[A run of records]
---+---

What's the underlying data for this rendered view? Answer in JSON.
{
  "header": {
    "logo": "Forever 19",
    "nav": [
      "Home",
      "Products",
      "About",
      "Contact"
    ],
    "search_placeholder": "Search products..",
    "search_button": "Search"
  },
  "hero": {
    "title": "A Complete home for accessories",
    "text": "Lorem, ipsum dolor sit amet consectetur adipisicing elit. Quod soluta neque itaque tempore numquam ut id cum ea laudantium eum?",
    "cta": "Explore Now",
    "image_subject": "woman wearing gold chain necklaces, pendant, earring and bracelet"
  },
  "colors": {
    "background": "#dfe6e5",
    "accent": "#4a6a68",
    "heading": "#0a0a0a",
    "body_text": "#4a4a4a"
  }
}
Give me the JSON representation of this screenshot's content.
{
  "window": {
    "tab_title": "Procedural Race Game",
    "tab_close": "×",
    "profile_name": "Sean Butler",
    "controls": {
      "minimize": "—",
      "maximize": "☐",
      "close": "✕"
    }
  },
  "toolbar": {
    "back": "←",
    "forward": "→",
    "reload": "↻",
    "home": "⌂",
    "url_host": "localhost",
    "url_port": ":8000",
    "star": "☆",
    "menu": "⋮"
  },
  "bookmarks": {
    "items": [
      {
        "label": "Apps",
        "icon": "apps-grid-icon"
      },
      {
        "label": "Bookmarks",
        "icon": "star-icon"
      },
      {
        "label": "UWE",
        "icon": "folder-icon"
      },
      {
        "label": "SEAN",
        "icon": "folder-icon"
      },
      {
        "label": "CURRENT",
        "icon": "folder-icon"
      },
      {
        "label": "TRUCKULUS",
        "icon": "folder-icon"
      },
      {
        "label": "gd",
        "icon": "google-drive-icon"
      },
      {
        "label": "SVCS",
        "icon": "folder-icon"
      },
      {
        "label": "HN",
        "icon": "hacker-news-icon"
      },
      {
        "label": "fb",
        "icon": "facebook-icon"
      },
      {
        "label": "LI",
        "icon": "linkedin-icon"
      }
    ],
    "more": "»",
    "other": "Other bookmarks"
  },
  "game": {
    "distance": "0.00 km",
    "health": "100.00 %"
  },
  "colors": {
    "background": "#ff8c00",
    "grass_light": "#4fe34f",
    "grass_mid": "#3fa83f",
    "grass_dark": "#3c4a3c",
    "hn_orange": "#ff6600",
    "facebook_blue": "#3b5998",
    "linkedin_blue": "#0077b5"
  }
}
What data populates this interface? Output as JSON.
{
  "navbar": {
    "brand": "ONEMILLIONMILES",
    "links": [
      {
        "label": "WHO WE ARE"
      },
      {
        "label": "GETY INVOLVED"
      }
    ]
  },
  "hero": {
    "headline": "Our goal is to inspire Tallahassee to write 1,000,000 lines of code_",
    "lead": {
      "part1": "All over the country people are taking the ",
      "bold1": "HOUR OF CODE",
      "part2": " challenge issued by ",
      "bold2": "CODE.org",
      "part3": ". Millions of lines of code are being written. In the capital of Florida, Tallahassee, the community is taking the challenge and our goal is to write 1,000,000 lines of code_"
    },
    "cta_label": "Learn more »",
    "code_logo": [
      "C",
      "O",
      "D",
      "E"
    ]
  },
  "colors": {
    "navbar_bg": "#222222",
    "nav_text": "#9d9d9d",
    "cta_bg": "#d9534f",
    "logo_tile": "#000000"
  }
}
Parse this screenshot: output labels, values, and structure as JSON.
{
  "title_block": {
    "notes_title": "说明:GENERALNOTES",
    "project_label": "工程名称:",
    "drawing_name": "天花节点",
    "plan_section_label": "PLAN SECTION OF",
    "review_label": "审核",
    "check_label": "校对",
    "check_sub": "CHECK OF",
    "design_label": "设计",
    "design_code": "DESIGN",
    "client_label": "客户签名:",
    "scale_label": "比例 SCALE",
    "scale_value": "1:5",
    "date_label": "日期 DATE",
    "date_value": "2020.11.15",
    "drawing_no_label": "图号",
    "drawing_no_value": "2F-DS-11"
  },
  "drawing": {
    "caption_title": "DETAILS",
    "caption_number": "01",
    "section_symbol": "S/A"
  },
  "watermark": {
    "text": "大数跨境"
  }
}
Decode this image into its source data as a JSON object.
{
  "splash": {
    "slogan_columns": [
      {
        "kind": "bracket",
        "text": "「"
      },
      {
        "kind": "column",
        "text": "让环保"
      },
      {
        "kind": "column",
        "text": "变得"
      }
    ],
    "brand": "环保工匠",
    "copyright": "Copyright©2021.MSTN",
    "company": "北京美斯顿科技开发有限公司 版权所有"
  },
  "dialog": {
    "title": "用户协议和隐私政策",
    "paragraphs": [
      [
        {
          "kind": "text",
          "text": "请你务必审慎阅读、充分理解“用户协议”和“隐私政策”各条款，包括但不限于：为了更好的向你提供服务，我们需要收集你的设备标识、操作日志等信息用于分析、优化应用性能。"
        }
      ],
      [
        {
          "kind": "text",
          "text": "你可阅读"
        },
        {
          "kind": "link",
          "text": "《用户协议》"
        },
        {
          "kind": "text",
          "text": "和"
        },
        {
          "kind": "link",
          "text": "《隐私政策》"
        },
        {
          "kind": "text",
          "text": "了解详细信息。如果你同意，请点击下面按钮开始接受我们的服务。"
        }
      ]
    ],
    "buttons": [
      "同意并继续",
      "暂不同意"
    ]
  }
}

---+---

Go through the data and gather every line that holds "JSON".

- EXERCISE RESPONSE
What's the underlying data for this rendered view? Answer in JSON.
Give me the JSON representation of this screenshot's content.
What data populates this interface? Output as JSON.
Parse this screenshot: output labels, values, and structure as JSON.
Decode this image into its source data as a JSON object.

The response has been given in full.